WHAT THE EXERCISE ASKS
In the copy, keep every record exact and leave out all images.

<<<<

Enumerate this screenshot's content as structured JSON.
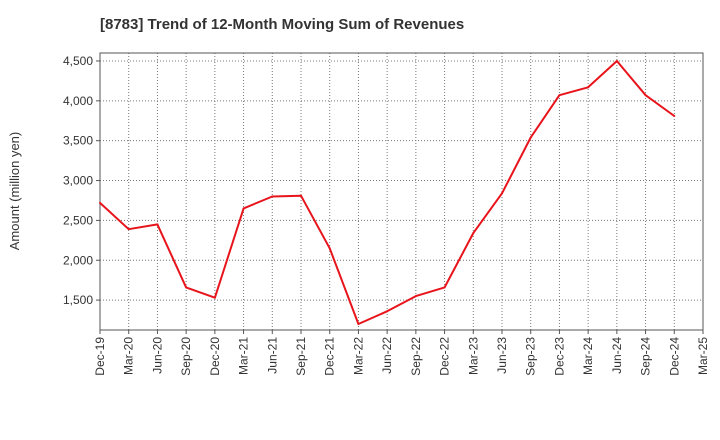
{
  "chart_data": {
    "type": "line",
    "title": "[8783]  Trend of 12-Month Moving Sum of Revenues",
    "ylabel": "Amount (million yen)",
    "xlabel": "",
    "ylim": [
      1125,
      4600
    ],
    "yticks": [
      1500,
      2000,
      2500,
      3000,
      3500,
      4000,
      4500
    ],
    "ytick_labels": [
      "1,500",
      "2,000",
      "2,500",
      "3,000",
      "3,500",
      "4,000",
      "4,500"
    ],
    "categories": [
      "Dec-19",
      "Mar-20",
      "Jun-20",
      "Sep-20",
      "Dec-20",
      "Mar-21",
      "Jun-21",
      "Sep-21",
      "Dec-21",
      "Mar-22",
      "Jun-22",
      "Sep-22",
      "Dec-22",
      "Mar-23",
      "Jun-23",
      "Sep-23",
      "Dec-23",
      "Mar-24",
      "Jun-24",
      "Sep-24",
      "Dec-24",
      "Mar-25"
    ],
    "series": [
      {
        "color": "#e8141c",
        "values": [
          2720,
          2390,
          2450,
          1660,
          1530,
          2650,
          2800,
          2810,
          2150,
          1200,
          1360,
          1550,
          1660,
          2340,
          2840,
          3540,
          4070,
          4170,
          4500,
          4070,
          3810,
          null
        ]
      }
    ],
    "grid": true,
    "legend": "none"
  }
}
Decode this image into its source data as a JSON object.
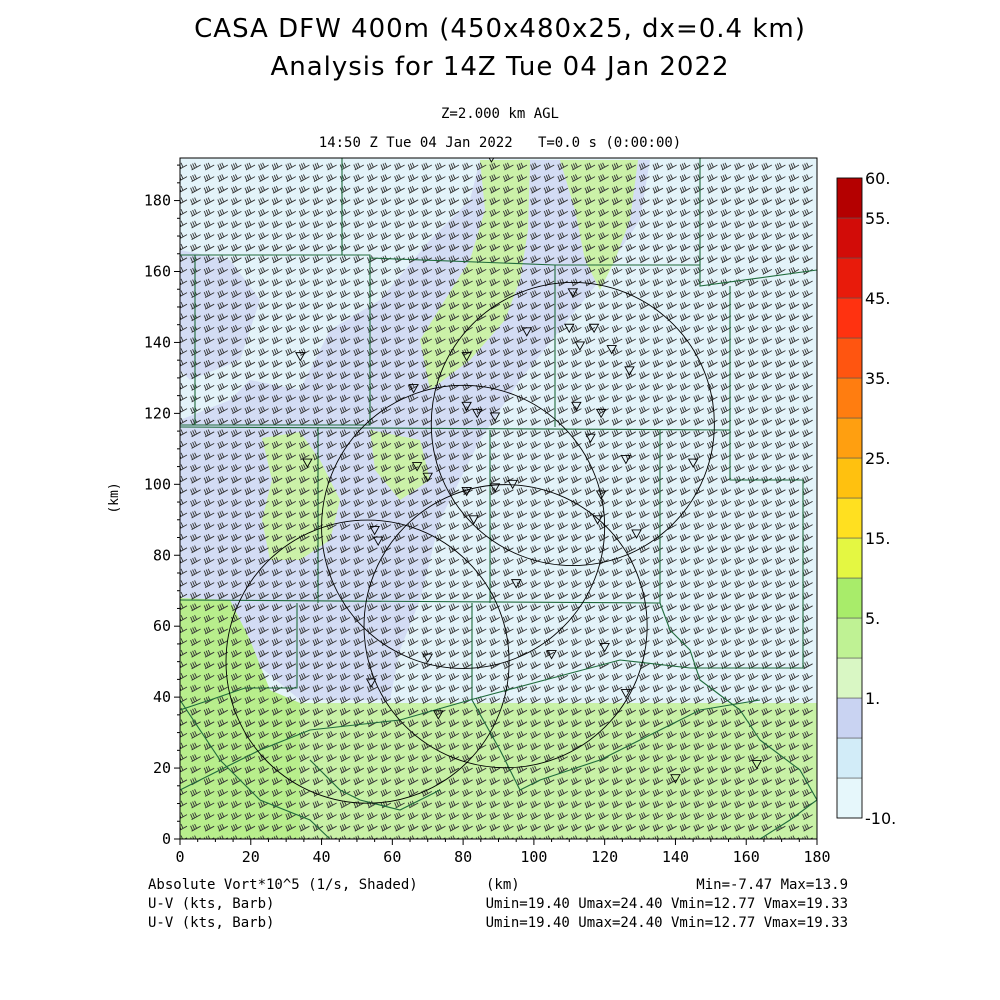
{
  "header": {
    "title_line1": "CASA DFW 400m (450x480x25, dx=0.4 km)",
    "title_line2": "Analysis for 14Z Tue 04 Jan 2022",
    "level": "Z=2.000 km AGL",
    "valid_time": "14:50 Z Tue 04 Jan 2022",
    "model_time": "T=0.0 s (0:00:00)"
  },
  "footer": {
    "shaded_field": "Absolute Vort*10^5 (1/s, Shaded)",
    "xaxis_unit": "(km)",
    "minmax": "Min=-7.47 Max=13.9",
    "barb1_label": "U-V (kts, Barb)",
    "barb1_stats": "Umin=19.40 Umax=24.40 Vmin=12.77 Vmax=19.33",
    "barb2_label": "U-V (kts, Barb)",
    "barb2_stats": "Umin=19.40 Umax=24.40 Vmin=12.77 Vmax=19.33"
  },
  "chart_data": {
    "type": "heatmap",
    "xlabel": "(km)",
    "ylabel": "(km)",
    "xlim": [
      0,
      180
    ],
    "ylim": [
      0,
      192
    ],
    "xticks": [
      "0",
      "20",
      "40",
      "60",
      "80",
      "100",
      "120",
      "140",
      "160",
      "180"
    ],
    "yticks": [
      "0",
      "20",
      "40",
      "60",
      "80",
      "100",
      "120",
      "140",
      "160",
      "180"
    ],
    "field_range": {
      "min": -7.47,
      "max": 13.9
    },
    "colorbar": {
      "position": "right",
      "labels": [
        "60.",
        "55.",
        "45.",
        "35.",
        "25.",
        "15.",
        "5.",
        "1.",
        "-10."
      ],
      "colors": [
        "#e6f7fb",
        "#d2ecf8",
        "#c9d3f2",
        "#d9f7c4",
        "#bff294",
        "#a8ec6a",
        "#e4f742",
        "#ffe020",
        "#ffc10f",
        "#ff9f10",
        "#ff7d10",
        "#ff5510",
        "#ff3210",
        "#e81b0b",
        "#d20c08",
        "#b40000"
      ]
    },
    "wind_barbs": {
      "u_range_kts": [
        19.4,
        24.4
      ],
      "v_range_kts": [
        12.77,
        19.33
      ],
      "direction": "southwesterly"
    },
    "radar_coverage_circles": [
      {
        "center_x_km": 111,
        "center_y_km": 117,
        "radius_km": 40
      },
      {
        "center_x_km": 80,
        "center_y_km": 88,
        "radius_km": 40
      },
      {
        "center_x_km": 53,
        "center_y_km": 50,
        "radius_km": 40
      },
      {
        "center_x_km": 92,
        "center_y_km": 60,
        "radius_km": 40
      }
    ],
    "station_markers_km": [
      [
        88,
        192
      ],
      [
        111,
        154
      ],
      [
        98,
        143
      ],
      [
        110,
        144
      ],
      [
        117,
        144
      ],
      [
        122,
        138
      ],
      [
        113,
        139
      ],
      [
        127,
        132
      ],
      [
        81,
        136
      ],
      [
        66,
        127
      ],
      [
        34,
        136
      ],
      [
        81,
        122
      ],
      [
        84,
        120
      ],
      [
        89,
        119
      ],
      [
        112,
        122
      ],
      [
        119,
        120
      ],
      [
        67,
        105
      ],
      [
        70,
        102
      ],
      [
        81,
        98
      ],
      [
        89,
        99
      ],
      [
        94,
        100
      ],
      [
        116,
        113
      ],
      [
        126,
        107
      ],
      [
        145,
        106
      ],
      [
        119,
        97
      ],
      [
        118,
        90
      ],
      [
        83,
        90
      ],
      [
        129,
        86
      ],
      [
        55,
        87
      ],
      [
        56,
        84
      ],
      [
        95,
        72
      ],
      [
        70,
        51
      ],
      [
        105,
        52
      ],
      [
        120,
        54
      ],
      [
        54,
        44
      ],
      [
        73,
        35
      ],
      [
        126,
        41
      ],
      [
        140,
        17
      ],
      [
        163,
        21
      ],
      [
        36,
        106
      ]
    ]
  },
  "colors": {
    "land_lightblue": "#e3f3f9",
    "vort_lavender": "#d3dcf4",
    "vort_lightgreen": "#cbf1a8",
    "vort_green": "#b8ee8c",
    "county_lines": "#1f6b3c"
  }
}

>>>>

EXERCISE OUTPUT
Enumerate this screenshot's content as structured JSON.
{
  "chart_data": {
    "type": "line",
    "title": "[8783]  Trend of 12-Month Moving Sum of Revenues",
    "ylabel": "Amount (million yen)",
    "xlabel": "",
    "ylim": [
      1125,
      4600
    ],
    "yticks": [
      1500,
      2000,
      2500,
      3000,
      3500,
      4000,
      4500
    ],
    "ytick_labels": [
      "1,500",
      "2,000",
      "2,500",
      "3,000",
      "3,500",
      "4,000",
      "4,500"
    ],
    "categories": [
      "Dec-19",
      "Mar-20",
      "Jun-20",
      "Sep-20",
      "Dec-20",
      "Mar-21",
      "Jun-21",
      "Sep-21",
      "Dec-21",
      "Mar-22",
      "Jun-22",
      "Sep-22",
      "Dec-22",
      "Mar-23",
      "Jun-23",
      "Sep-23",
      "Dec-23",
      "Mar-24",
      "Jun-24",
      "Sep-24",
      "Dec-24",
      "Mar-25"
    ],
    "series": [
      {
        "color": "#e8141c",
        "values": [
          2720,
          2390,
          2450,
          1660,
          1530,
          2650,
          2800,
          2810,
          2150,
          1200,
          1360,
          1550,
          1660,
          2340,
          2840,
          3540,
          4070,
          4170,
          4500,
          4070,
          3810,
          null
        ]
      }
    ],
    "grid": true,
    "legend": "none"
  }
}
Decode this image into its source data as a JSON object.
{
  "header": {
    "title_line1": "CASA DFW 400m (450x480x25, dx=0.4 km)",
    "title_line2": "Analysis for 14Z Tue 04 Jan 2022",
    "level": "Z=2.000 km AGL",
    "valid_time": "14:50 Z Tue 04 Jan 2022",
    "model_time": "T=0.0 s (0:00:00)"
  },
  "footer": {
    "shaded_field": "Absolute Vort*10^5 (1/s, Shaded)",
    "xaxis_unit": "(km)",
    "minmax": "Min=-7.47 Max=13.9",
    "barb1_label": "U-V (kts, Barb)",
    "barb1_stats": "Umin=19.40 Umax=24.40 Vmin=12.77 Vmax=19.33",
    "barb2_label": "U-V (kts, Barb)",
    "barb2_stats": "Umin=19.40 Umax=24.40 Vmin=12.77 Vmax=19.33"
  },
  "chart_data": {
    "type": "heatmap",
    "xlabel": "(km)",
    "ylabel": "(km)",
    "xlim": [
      0,
      180
    ],
    "ylim": [
      0,
      192
    ],
    "xticks": [
      "0",
      "20",
      "40",
      "60",
      "80",
      "100",
      "120",
      "140",
      "160",
      "180"
    ],
    "yticks": [
      "0",
      "20",
      "40",
      "60",
      "80",
      "100",
      "120",
      "140",
      "160",
      "180"
    ],
    "field_range": {
      "min": -7.47,
      "max": 13.9
    },
    "colorbar": {
      "position": "right",
      "labels": [
        "60.",
        "55.",
        "45.",
        "35.",
        "25.",
        "15.",
        "5.",
        "1.",
        "-10."
      ],
      "colors": [
        "#e6f7fb",
        "#d2ecf8",
        "#c9d3f2",
        "#d9f7c4",
        "#bff294",
        "#a8ec6a",
        "#e4f742",
        "#ffe020",
        "#ffc10f",
        "#ff9f10",
        "#ff7d10",
        "#ff5510",
        "#ff3210",
        "#e81b0b",
        "#d20c08",
        "#b40000"
      ]
    },
    "wind_barbs": {
      "u_range_kts": [
        19.4,
        24.4
      ],
      "v_range_kts": [
        12.77,
        19.33
      ],
      "direction": "southwesterly"
    },
    "radar_coverage_circles": [
      {
        "center_x_km": 111,
        "center_y_km": 117,
        "radius_km": 40
      },
      {
        "center_x_km": 80,
        "center_y_km": 88,
        "radius_km": 40
      },
      {
        "center_x_km": 53,
        "center_y_km": 50,
        "radius_km": 40
      },
      {
        "center_x_km": 92,
        "center_y_km": 60,
        "radius_km": 40
      }
    ],
    "station_markers_km": [
      [
        88,
        192
      ],
      [
        111,
        154
      ],
      [
        98,
        143
      ],
      [
        110,
        144
      ],
      [
        117,
        144
      ],
      [
        122,
        138
      ],
      [
        113,
        139
      ],
      [
        127,
        132
      ],
      [
        81,
        136
      ],
      [
        66,
        127
      ],
      [
        34,
        136
      ],
      [
        81,
        122
      ],
      [
        84,
        120
      ],
      [
        89,
        119
      ],
      [
        112,
        122
      ],
      [
        119,
        120
      ],
      [
        67,
        105
      ],
      [
        70,
        102
      ],
      [
        81,
        98
      ],
      [
        89,
        99
      ],
      [
        94,
        100
      ],
      [
        116,
        113
      ],
      [
        126,
        107
      ],
      [
        145,
        106
      ],
      [
        119,
        97
      ],
      [
        118,
        90
      ],
      [
        83,
        90
      ],
      [
        129,
        86
      ],
      [
        55,
        87
      ],
      [
        56,
        84
      ],
      [
        95,
        72
      ],
      [
        70,
        51
      ],
      [
        105,
        52
      ],
      [
        120,
        54
      ],
      [
        54,
        44
      ],
      [
        73,
        35
      ],
      [
        126,
        41
      ],
      [
        140,
        17
      ],
      [
        163,
        21
      ],
      [
        36,
        106
      ]
    ]
  },
  "colors": {
    "land_lightblue": "#e3f3f9",
    "vort_lavender": "#d3dcf4",
    "vort_lightgreen": "#cbf1a8",
    "vort_green": "#b8ee8c",
    "county_lines": "#1f6b3c"
  }
}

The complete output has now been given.